Task to carry out: Restate, word for word, all of the material shown below.

Material to process:

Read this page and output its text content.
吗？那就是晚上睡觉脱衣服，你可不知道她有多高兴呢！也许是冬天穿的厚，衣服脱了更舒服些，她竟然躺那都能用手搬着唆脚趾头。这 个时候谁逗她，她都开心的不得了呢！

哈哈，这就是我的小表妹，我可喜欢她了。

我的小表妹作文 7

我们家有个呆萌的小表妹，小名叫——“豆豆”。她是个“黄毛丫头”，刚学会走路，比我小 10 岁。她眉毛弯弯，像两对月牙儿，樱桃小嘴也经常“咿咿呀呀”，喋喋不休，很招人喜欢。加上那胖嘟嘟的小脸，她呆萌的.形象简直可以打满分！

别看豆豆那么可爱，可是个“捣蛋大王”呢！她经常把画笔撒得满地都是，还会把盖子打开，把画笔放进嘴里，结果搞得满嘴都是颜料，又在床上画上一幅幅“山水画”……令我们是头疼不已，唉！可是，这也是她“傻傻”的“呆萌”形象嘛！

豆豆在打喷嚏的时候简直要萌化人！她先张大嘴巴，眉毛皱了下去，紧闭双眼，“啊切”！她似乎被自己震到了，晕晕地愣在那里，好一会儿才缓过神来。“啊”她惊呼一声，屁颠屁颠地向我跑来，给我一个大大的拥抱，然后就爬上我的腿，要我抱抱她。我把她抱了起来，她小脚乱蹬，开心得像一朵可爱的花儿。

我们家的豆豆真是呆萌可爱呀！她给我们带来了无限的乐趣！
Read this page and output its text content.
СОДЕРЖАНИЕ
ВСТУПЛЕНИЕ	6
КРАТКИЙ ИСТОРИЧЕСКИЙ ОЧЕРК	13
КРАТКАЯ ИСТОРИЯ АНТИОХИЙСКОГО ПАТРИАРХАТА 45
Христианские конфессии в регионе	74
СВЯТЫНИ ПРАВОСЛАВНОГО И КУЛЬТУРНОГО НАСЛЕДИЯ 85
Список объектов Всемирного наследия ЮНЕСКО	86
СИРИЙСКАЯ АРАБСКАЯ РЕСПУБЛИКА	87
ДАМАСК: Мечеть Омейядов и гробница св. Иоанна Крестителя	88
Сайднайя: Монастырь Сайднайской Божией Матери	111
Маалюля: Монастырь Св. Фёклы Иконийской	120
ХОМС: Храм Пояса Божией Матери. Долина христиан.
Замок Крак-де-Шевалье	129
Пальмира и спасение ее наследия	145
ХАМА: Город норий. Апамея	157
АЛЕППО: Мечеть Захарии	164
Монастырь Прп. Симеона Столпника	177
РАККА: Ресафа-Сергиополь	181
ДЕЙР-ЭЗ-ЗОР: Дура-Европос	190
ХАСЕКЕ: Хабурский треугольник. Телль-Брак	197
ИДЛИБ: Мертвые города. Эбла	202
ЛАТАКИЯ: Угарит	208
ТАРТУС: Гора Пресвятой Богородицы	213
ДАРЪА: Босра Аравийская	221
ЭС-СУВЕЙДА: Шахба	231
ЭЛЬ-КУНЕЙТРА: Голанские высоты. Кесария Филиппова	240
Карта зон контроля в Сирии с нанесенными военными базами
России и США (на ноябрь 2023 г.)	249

Correct output:
Read this page and output its text content.
吗？那就是晚上睡觉脱衣服，你可不知道她有多高兴呢！也许是冬天穿的厚，衣服脱了更舒服些，她竟然躺那都能用手搬着唆脚趾头。这 个时候谁逗她，她都开心的不得了呢！

哈哈，这就是我的小表妹，我可喜欢她了。

我的小表妹作文 7

我们家有个呆萌的小表妹，小名叫——“豆豆”。她是个“黄毛丫头”，刚学会走路，比我小 10 岁。她眉毛弯弯，像两对月牙儿，樱桃小嘴也经常“咿咿呀呀”，喋喋不休，很招人喜欢。加上那胖嘟嘟的小脸，她呆萌的.形象简直可以打满分！

别看豆豆那么可爱，可是个“捣蛋大王”呢！她经常把画笔撒得满地都是，还会把盖子打开，把画笔放进嘴里，结果搞得满嘴都是颜料，又在床上画上一幅幅“山水画”……令我们是头疼不已，唉！可是，这也是她“傻傻”的“呆萌”形象嘛！

豆豆在打喷嚏的时候简直要萌化人！她先张大嘴巴，眉毛皱了下去，紧闭双眼，“啊切”！她似乎被自己震到了，晕晕地愣在那里，好一会儿才缓过神来。“啊”她惊呼一声，屁颠屁颠地向我跑来，给我一个大大的拥抱，然后就爬上我的腿，要我抱抱她。我把她抱了起来，她小脚乱蹬，开心得像一朵可爱的花儿。

我们家的豆豆真是呆萌可爱呀！她给我们带来了无限的乐趣！
Read this page and output its text content.
СОДЕРЖАНИЕ
ВСТУПЛЕНИЕ	6
КРАТКИЙ ИСТОРИЧЕСКИЙ ОЧЕРК	13
КРАТКАЯ ИСТОРИЯ АНТИОХИЙСКОГО ПАТРИАРХАТА 45
Христианские конфессии в регионе	74
СВЯТЫНИ ПРАВОСЛАВНОГО И КУЛЬТУРНОГО НАСЛЕДИЯ 85
Список объектов Всемирного наследия ЮНЕСКО	86
СИРИЙСКАЯ АРАБСКАЯ РЕСПУБЛИКА	87
ДАМАСК: Мечеть Омейядов и гробница св. Иоанна Крестителя	88
Сайднайя: Монастырь Сайднайской Божией Матери	111
Маалюля: Монастырь Св. Фёклы Иконийской	120
ХОМС: Храм Пояса Божией Матери. Долина христиан.
Замок Крак-де-Шевалье	129
Пальмира и спасение ее наследия	145
ХАМА: Город норий. Апамея	157
АЛЕППО: Мечеть Захарии	164
Монастырь Прп. Симеона Столпника	177
РАККА: Ресафа-Сергиополь	181
ДЕЙР-ЭЗ-ЗОР: Дура-Европос	190
ХАСЕКЕ: Хабурский треугольник. Телль-Брак	197
ИДЛИБ: Мертвые города. Эбла	202
ЛАТАКИЯ: Угарит	208
ТАРТУС: Гора Пресвятой Богородицы	213
ДАРЪА: Босра Аравийская	221
ЭС-СУВЕЙДА: Шахба	231
ЭЛЬ-КУНЕЙТРА: Голанские высоты. Кесария Филиппова	240
Карта зон контроля в Сирии с нанесенными военными базами
России и США (на ноябрь 2023 г.)	249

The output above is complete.